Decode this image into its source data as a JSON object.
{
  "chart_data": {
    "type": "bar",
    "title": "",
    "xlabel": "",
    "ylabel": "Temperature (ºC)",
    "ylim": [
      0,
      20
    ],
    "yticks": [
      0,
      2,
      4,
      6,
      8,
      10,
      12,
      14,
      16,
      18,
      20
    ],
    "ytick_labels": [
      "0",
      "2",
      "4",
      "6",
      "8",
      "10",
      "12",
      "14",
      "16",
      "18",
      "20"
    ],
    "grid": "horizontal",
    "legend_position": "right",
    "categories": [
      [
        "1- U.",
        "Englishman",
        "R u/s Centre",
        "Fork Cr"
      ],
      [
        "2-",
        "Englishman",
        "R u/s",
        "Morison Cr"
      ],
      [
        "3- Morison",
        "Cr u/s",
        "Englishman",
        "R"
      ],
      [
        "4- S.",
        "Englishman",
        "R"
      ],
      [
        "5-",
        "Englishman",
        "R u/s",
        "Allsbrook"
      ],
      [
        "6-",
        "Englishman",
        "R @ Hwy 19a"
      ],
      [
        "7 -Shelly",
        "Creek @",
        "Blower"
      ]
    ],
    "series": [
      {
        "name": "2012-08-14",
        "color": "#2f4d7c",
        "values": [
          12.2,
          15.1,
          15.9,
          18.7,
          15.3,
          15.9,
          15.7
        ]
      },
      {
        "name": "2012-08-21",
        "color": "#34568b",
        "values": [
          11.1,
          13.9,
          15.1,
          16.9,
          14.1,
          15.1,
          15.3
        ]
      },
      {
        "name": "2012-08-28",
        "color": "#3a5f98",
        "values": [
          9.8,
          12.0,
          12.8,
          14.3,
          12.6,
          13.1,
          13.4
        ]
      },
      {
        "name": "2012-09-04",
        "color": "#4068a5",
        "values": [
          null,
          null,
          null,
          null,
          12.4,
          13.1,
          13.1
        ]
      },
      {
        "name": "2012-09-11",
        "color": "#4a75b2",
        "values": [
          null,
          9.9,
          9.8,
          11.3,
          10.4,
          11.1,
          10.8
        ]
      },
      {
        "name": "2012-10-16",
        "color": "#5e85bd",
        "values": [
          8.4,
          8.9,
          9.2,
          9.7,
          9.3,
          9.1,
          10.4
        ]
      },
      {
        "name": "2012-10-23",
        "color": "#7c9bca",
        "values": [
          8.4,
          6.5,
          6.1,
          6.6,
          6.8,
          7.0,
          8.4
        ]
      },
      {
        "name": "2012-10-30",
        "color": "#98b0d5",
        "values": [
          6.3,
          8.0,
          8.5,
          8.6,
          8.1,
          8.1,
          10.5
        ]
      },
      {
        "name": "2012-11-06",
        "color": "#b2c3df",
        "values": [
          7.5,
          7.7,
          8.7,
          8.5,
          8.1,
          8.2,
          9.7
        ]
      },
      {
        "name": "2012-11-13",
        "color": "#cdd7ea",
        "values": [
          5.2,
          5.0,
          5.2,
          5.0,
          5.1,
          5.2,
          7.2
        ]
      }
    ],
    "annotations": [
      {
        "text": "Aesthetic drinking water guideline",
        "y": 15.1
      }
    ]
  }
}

• • • • •

> _SHORT EXERCISE_
Copy every line of the listing where the word "name" appears.

> _EXERCISE RESPONSE_
        "name": "2012-08-14",
        "name": "2012-08-21",
        "name": "2012-08-28",
        "name": "2012-09-04",
        "name": "2012-09-11",
        "name": "2012-10-16",
        "name": "2012-10-23",
        "name": "2012-10-30",
        "name": "2012-11-06",
        "name": "2012-11-13",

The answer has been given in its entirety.